Task requirements – Without the pictures, set down the records below word for word.

[Extracted records]
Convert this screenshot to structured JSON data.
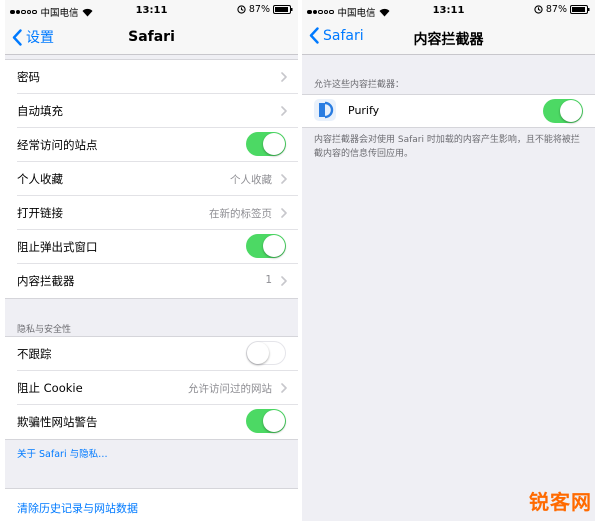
{
  "status_bar_left": {
    "carrier": "中国电信",
    "time": "13:11",
    "battery": "87%"
  },
  "status_bar_right": {
    "carrier": "中国电信",
    "time": "13:11",
    "battery": "87%"
  },
  "left_screen": {
    "back_label": "设置",
    "title": "Safari",
    "rows": [
      {
        "label": "密码"
      },
      {
        "label": "自动填充"
      },
      {
        "label": "经常访问的站点",
        "toggle": "on"
      },
      {
        "label": "个人收藏",
        "value": "个人收藏"
      },
      {
        "label": "打开链接",
        "value": "在新的标签页"
      },
      {
        "label": "阻止弹出式窗口",
        "toggle": "on"
      },
      {
        "label": "内容拦截器",
        "value": "1"
      }
    ],
    "privacy_header": "隐私与安全性",
    "privacy_rows": [
      {
        "label": "不跟踪",
        "toggle": "off"
      },
      {
        "label": "阻止 Cookie",
        "value": "允许访问过的网站"
      },
      {
        "label": "欺骗性网站警告",
        "toggle": "on"
      }
    ],
    "about_link": "关于 Safari 与隐私…",
    "clear_history": "清除历史记录与网站数据"
  },
  "right_screen": {
    "back_label": "Safari",
    "title": "内容拦截器",
    "section_header": "允许这些内容拦截器：",
    "blocker_name": "Purify",
    "blocker_toggle": "on",
    "footer": "内容拦截器会对使用 Safari 时加载的内容产生影响，且不能将被拦截内容的信息传回应用。"
  },
  "watermark": "锐客网",
  "colors": {
    "accent": "#007aff",
    "toggle_on": "#4cd964",
    "watermark": "#ff6a00"
  }
}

Solution to this task –
Convert this screenshot to structured JSON data.
{
  "status_bar_left": {
    "carrier": "中国电信",
    "time": "13:11",
    "battery": "87%"
  },
  "status_bar_right": {
    "carrier": "中国电信",
    "time": "13:11",
    "battery": "87%"
  },
  "left_screen": {
    "back_label": "设置",
    "title": "Safari",
    "rows": [
      {
        "label": "密码"
      },
      {
        "label": "自动填充"
      },
      {
        "label": "经常访问的站点",
        "toggle": "on"
      },
      {
        "label": "个人收藏",
        "value": "个人收藏"
      },
      {
        "label": "打开链接",
        "value": "在新的标签页"
      },
      {
        "label": "阻止弹出式窗口",
        "toggle": "on"
      },
      {
        "label": "内容拦截器",
        "value": "1"
      }
    ],
    "privacy_header": "隐私与安全性",
    "privacy_rows": [
      {
        "label": "不跟踪",
        "toggle": "off"
      },
      {
        "label": "阻止 Cookie",
        "value": "允许访问过的网站"
      },
      {
        "label": "欺骗性网站警告",
        "toggle": "on"
      }
    ],
    "about_link": "关于 Safari 与隐私…",
    "clear_history": "清除历史记录与网站数据"
  },
  "right_screen": {
    "back_label": "Safari",
    "title": "内容拦截器",
    "section_header": "允许这些内容拦截器：",
    "blocker_name": "Purify",
    "blocker_toggle": "on",
    "footer": "内容拦截器会对使用 Safari 时加载的内容产生影响，且不能将被拦截内容的信息传回应用。"
  },
  "watermark": "锐客网",
  "colors": {
    "accent": "#007aff",
    "toggle_on": "#4cd964",
    "watermark": "#ff6a00"
  }
}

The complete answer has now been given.